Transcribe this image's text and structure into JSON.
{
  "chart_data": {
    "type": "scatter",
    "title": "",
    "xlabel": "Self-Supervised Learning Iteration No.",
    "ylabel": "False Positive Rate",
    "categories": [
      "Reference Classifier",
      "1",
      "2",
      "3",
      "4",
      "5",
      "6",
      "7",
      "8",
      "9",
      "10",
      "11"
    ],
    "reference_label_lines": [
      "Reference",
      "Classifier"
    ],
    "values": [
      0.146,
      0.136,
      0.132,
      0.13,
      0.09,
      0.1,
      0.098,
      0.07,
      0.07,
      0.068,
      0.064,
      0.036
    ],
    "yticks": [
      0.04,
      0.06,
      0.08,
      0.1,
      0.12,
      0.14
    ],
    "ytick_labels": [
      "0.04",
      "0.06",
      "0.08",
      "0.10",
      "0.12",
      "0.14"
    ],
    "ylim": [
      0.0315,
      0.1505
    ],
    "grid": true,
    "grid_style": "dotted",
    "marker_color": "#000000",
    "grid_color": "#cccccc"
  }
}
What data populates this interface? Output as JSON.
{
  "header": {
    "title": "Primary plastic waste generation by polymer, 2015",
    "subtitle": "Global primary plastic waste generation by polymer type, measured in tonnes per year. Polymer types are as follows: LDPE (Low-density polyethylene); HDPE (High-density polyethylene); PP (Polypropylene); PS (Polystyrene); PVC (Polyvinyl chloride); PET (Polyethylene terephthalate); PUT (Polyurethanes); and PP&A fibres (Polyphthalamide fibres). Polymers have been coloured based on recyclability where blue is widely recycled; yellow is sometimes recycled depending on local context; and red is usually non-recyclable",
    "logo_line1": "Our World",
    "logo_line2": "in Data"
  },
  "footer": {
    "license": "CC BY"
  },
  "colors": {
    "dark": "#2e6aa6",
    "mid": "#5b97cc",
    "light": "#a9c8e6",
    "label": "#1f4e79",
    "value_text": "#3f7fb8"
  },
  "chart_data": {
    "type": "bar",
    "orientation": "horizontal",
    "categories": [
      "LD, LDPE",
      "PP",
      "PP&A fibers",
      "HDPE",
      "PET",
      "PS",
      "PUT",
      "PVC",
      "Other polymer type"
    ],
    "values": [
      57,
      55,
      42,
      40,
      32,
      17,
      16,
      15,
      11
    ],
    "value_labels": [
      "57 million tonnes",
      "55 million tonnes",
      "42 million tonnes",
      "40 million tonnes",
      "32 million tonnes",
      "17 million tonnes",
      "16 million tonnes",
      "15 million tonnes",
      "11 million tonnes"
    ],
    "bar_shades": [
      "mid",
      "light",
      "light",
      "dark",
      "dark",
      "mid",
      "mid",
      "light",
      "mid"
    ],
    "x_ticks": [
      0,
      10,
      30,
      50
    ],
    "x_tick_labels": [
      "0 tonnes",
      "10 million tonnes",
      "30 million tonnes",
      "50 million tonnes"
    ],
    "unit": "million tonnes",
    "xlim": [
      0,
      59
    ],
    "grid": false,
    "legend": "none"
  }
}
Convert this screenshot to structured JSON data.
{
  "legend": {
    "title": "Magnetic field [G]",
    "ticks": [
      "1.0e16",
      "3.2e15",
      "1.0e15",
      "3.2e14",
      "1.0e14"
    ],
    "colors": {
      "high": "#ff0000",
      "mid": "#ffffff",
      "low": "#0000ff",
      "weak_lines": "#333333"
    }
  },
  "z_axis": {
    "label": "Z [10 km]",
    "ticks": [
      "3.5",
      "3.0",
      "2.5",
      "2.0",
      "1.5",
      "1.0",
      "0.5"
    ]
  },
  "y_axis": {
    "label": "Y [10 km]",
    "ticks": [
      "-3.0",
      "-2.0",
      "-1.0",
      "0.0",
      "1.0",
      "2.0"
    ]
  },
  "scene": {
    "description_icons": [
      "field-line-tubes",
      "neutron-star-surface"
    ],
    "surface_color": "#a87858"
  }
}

- Exercise brief:
Extract lines where the string "JSON" occurs.

- Output of the task:
Transcribe this image's text and structure into JSON.
What data populates this interface? Output as JSON.
Convert this screenshot to structured JSON data.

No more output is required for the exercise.